### EXERCISE
Go through the material below and copy all lines with "état".
# # # # #
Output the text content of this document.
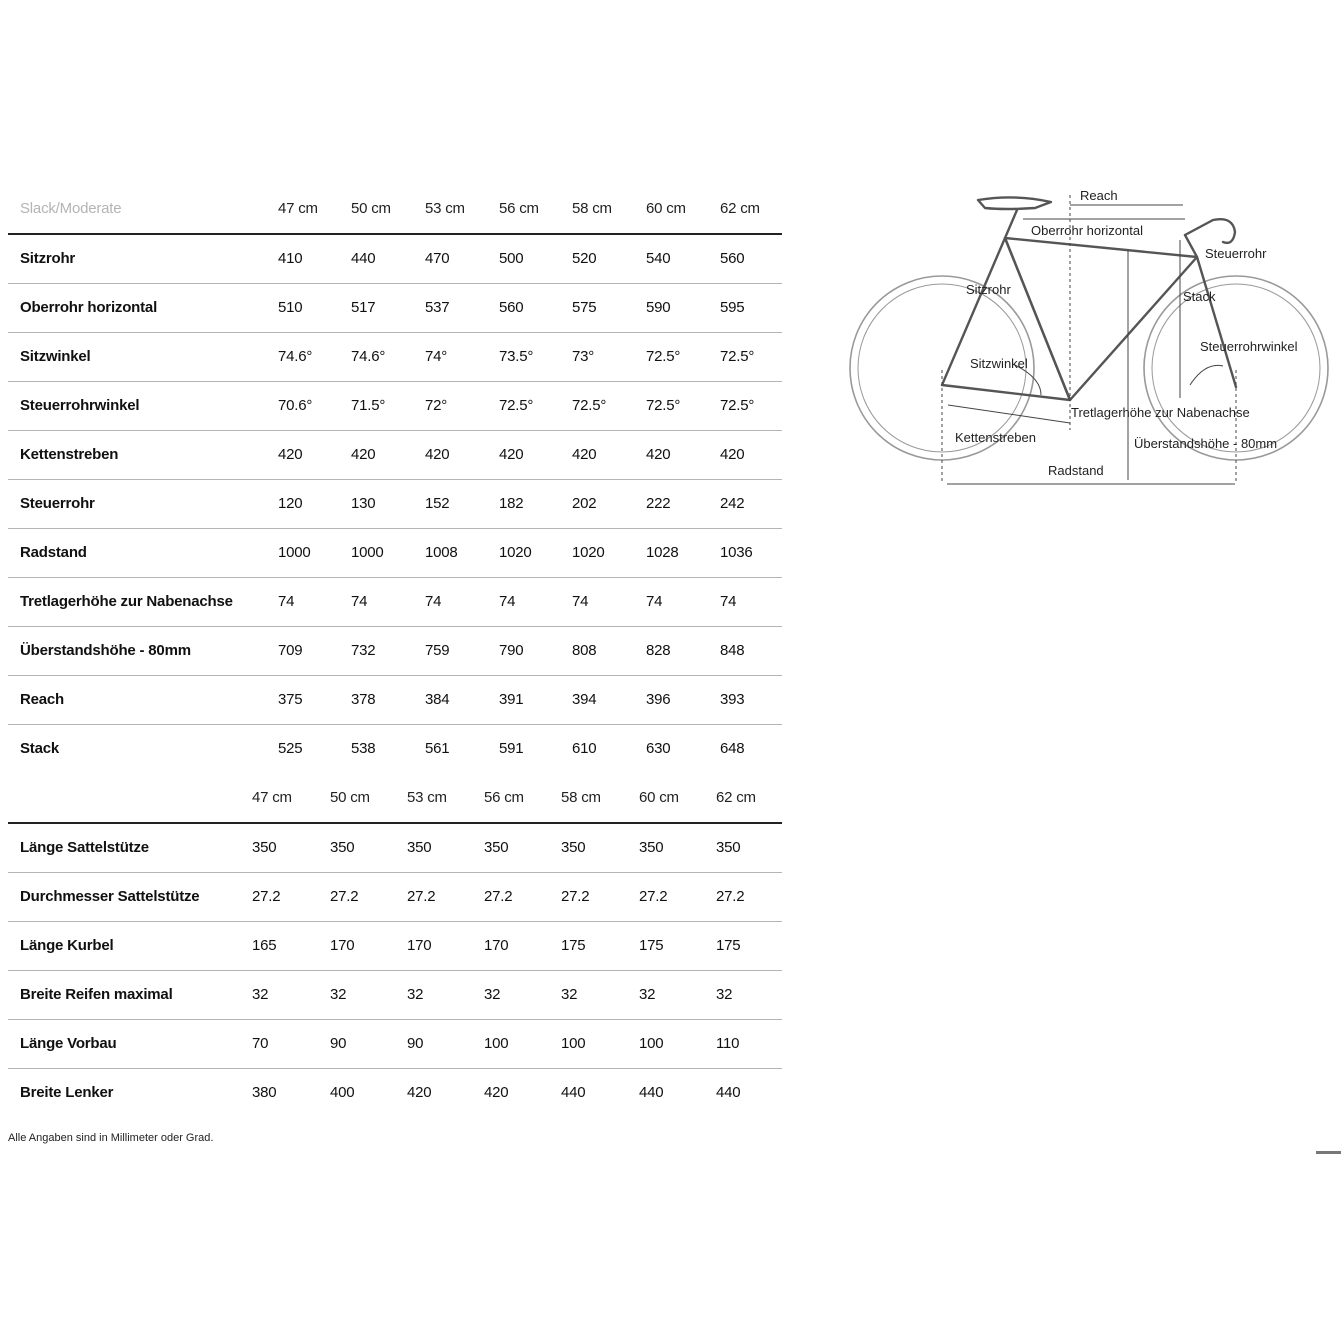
Slack/Moderate	47 cm 50 cm 53 cm 56 cm 58 cm 60 cm 62 cm
Sitzrohr	410	440	470	500	520	540	560
Oberrohr horizontal	510	517	537	560	575	590	595
Sitzwinkel	74.6°	74.6°	74°	73.5°	73°	72.5°	72.5°
Steuerrohrwinkel	70.6°	71.5°	72°	72.5°	72.5°	72.5°	72.5°
Kettenstreben	420	420	420	420	420	420	420
Steuerrohr	120	130	152	182	202	222	242
Radstand	1000	1000	1008	1020	1020	1028	1036
Tretlagerhöhe zur Nabenachse	74	74	74	74	74	74	74
Überstandshöhe - 80mm	709	732	759	790	808	828	848
Reach	375	378	384	391	394	396	393
Stack	525	538	561	591	610	630	648
47 cm	50 cm 53 cm 56 cm 58 cm	60 cm 62 cm
Länge Sattelstütze	350	350	350	350	350	350	350
Durchmesser Sattelstütze	27.2	27.2	27.2	27.2	27.2	27.2	27.2
Länge Kurbel	165	170	170	170	175	175	175
Breite Reifen maximal	32	32	32	32	32	32	32
Länge Vorbau	70	90	90	100	100	100	110
Breite Lenker	380	400	420	420	440	440	440
Alle Angaben sind in Millimeter oder Grad.
Reach
Oberrohr horizontal
Steuerrohr
Sitzrohr	Stack
Steuerrohrwinkel
Sitzwinkel
Tretlagerhöhe zur Nabenachse
Kettenstreben	Überstandshöhe - 80mm
Radstand
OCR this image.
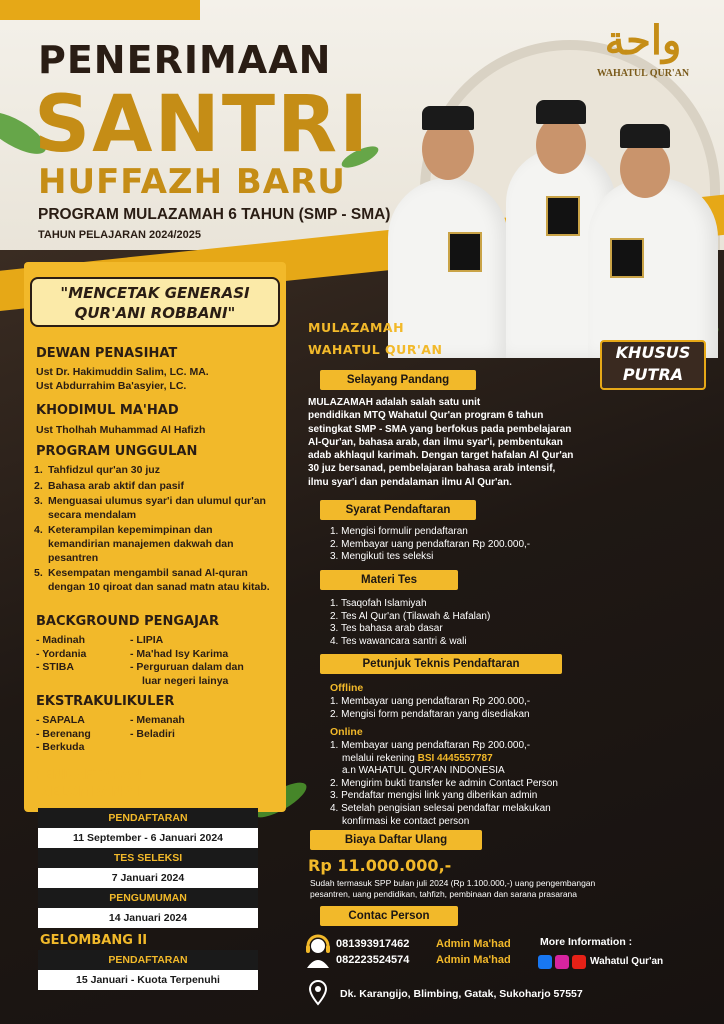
PENERIMAAN
SANTRI
HUFFAZH BARU
PROGRAM MULAZAMAH 6 TAHUN (SMP - SMA)
TAHUN PELAJARAN 2024/2025
واحة
WAHATUL QUR'AN
KHUSUS
PUTRA
"MENCETAK GENERASI
QUR'ANI ROBBANI"
DEWAN PENASIHAT
Ust Dr. Hakimuddin Salim, LC. MA.
Ust Abdurrahim Ba'asyier, LC.
KHODIMUL MA'HAD
Ust Tholhah Muhammad Al Hafizh
PROGRAM UNGGULAN
1. Tahfidzul qur'an 30 juz
2. Bahasa arab aktif dan pasif
3. Menguasai ulumus syar'i dan ulumul qur'an secara mendalam
4. Keterampilan kepemimpinan dan kemandirian manajemen dakwah dan pesantren
5. Kesempatan mengambil sanad Al-quran dengan 10 qiroat dan sanad matn atau kitab.
BACKGROUND PENGAJAR
- Madinah
- Yordania
- STIBA
- LIPIA
- Ma'had Isy Karima
- Perguruan dalam dan
luar negeri lainya
EKSTRAKULIKULER
- SAPALA
- Berenang
- Berkuda
- Memanah
- Beladiri
PENDAFTARAN
GELOMBANG I
PENDAFTARAN
11 September - 6 Januari 2024
TES SELEKSI
7 Januari 2024
PENGUMUMAN
14 Januari 2024
GELOMBANG II
PENDAFTARAN
15 Januari - Kuota Terpenuhi
MULAZAMAH
WAHATUL QUR'AN
Selayang Pandang
MULAZAMAH adalah salah satu unit
pendidikan MTQ Wahatul Qur'an program 6 tahun
setingkat SMP - SMA yang berfokus pada pembelajaran
Al-Qur'an, bahasa arab, dan ilmu syar'i, pembentukan
adab akhlaqul karimah. Dengan target hafalan Al Qur'an
30 juz bersanad, pembelajaran bahasa arab intensif,
ilmu syar'i dan pendalaman ilmu Al Qur'an.
Syarat Pendaftaran
1. Mengisi formulir pendaftaran
2. Membayar uang pendaftaran Rp 200.000,-
3. Mengikuti tes seleksi
Materi Tes
1. Tsaqofah Islamiyah
2. Tes Al Qur'an (Tilawah & Hafalan)
3. Tes bahasa arab dasar
4. Tes wawancara santri & wali
Petunjuk Teknis Pendaftaran
Offline
1. Membayar uang pendaftaran Rp 200.000,-
2. Mengisi form pendaftaran yang disediakan
Online
1. Membayar uang pendaftaran Rp 200.000,-
melalui rekening BSI 4445557787
a.n WAHATUL QUR'AN INDONESIA
2. Mengirim bukti transfer ke admin Contact Person
3. Pendaftar mengisi link yang diberikan admin
4. Setelah pengisian selesai pendaftar melakukan
konfirmasi ke contact person
Biaya Daftar Ulang
Rp 11.000.000,-
Sudah termasuk SPP bulan juli 2024 (Rp 1.100.000,-) uang pengembangan
pesantren, uang pendidikan, tahfizh, pembinaan dan sarana prasarana
Contac Person
081393917462 Admin Ma'had
082223524574 Admin Ma'had
More Information :
Wahatul Qur'an
Dk. Karangijo, Blimbing, Gatak, Sukoharjo 57557
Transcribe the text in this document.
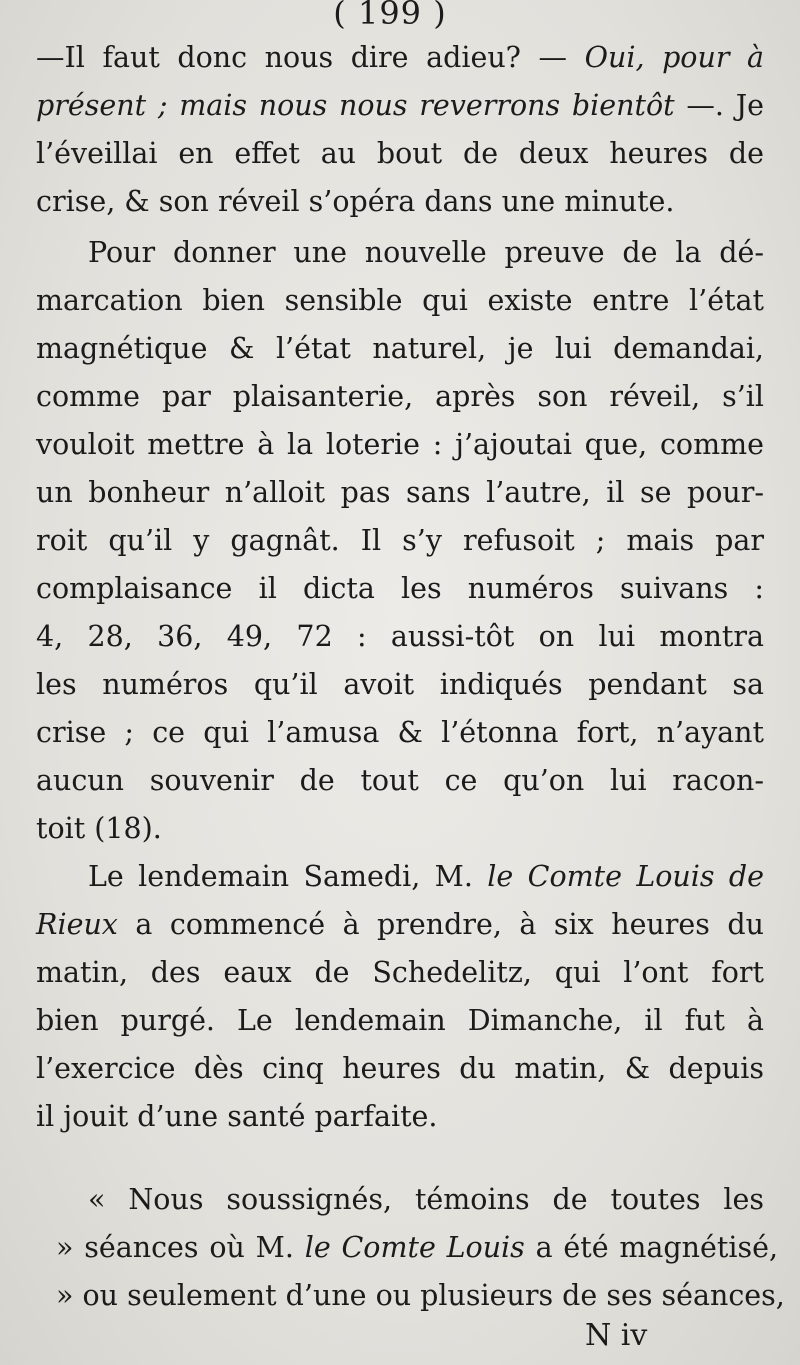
( 199 )
—Il faut donc nous dire adieu? — Oui, pour à
présent ; mais nous nous reverrons bientôt —. Je
l’éveillai en effet au bout de deux heures de
crise, & son réveil s’opéra dans une minute.
Pour donner une nouvelle preuve de la dé-
marcation bien sensible qui existe entre l’état
magnétique & l’état naturel, je lui demandai,
comme par plaisanterie, après son réveil, s’il
vouloit mettre à la loterie : j’ajoutai que, comme
un bonheur n’alloit pas sans l’autre, il se pour-
roit qu’il y gagnât. Il s’y refusoit ; mais par
complaisance il dicta les numéros suivans :
4, 28, 36, 49, 72 : aussi-tôt on lui montra
les numéros qu’il avoit indiqués pendant sa
crise ; ce qui l’amusa & l’étonna fort, n’ayant
aucun souvenir de tout ce qu’on lui racon-
toit (18).
Le lendemain Samedi, M. le Comte Louis de
Rieux a commencé à prendre, à six heures du
matin, des eaux de Schedelitz, qui l’ont fort
bien purgé. Le lendemain Dimanche, il fut à
l’exercice dès cinq heures du matin, & depuis
il jouit d’une santé parfaite.
« Nous soussignés, témoins de toutes les
» séances où M. le Comte Louis a été magnétisé,
» ou seulement d’une ou plusieurs de ses séances,
N iv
# # # # #
### RESULT OF THIS EXERCISE
marcation bien sensible qui existe entre l’état
magnétique & l’état naturel, je lui demandai,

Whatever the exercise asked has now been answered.